Exercise directions: Find each line with the word "teplota" in it, then give the total alone.

--- Begin Supplied information ---

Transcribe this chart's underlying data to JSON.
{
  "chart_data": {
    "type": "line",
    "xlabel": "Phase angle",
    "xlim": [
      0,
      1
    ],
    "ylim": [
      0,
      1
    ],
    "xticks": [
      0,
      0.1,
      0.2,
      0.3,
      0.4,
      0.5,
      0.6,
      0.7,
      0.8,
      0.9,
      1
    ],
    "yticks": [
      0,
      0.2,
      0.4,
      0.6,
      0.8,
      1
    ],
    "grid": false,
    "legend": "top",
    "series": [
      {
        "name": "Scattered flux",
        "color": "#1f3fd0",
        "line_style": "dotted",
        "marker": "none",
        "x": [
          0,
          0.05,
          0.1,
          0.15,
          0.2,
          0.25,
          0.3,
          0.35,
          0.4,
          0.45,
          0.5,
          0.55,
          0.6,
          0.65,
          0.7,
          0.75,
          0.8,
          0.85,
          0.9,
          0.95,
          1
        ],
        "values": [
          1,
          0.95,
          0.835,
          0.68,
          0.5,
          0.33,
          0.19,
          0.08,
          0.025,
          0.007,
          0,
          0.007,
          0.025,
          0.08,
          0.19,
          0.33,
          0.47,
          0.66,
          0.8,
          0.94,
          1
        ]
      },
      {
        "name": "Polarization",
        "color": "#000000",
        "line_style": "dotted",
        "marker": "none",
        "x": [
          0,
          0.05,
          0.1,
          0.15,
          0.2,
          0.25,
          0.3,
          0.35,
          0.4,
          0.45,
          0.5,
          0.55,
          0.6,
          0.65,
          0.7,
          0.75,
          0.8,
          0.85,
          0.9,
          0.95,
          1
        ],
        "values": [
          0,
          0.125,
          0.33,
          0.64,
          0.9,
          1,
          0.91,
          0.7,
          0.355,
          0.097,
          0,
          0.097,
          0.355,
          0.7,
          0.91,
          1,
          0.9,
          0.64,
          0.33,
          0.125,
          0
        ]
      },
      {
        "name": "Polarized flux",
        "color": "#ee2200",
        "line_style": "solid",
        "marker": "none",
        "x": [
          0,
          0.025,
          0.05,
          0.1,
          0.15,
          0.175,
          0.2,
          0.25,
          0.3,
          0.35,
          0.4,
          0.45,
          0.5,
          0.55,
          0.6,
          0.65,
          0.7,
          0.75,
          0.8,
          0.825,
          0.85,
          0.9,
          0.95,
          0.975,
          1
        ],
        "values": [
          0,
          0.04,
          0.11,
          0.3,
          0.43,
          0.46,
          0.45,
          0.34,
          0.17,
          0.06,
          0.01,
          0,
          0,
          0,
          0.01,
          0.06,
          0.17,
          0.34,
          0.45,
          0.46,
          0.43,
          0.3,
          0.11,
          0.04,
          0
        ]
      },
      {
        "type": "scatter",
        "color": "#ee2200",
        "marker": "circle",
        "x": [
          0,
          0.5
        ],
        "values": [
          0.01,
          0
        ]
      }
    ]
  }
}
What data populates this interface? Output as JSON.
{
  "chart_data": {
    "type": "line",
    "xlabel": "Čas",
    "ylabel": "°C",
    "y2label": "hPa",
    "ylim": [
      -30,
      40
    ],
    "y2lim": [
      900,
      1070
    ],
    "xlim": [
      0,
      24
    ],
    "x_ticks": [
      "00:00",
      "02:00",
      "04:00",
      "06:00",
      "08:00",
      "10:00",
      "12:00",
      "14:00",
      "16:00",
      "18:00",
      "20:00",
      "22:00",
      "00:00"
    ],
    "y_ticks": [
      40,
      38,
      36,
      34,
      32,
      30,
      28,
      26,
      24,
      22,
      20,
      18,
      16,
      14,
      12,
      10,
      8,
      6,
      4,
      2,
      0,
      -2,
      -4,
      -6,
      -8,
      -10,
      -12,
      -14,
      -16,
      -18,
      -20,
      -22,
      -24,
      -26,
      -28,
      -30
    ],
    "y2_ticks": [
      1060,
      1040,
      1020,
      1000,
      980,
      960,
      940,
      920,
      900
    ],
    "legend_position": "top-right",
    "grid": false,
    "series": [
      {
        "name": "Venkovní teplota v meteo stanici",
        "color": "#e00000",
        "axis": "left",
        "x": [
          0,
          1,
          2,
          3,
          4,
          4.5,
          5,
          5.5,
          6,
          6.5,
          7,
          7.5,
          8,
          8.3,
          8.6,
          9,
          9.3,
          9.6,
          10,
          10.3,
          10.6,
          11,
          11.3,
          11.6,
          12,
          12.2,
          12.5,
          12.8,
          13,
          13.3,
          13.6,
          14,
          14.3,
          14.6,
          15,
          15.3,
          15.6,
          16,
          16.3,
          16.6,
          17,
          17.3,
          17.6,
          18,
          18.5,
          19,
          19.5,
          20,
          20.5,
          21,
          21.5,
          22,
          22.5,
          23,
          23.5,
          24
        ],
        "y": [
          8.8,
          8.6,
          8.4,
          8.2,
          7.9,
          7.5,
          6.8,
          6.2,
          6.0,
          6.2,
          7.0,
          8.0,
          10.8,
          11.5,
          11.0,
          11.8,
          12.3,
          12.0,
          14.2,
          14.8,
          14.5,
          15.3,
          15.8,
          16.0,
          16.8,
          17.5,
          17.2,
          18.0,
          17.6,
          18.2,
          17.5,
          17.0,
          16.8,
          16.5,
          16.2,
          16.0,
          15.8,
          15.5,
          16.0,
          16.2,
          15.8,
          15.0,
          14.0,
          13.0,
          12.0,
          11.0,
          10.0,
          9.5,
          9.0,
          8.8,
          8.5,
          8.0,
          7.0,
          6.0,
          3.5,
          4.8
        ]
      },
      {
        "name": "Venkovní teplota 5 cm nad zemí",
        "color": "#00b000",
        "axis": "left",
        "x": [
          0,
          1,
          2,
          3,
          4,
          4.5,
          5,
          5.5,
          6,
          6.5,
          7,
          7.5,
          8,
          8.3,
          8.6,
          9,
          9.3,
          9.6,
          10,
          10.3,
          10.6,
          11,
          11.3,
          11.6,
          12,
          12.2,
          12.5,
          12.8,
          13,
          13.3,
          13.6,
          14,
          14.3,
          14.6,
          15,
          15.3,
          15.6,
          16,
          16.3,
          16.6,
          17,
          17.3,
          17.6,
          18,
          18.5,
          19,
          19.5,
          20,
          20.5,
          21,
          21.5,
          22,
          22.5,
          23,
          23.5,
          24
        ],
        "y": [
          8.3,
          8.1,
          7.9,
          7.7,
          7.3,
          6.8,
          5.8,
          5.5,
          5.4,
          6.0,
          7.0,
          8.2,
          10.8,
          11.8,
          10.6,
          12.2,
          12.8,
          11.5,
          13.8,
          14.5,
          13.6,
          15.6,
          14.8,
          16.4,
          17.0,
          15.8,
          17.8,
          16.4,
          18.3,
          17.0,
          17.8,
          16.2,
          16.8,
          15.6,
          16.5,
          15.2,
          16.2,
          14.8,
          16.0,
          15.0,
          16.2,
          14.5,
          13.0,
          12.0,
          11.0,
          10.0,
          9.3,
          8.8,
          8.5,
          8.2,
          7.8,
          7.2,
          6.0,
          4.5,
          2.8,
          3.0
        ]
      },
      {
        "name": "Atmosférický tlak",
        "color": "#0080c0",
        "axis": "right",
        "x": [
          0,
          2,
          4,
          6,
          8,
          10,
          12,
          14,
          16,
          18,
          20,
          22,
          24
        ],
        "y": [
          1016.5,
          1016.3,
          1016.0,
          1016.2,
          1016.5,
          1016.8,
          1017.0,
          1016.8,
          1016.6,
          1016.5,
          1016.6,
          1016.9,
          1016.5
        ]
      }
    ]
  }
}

--- End Supplied information ---

Answer to the exercise: 2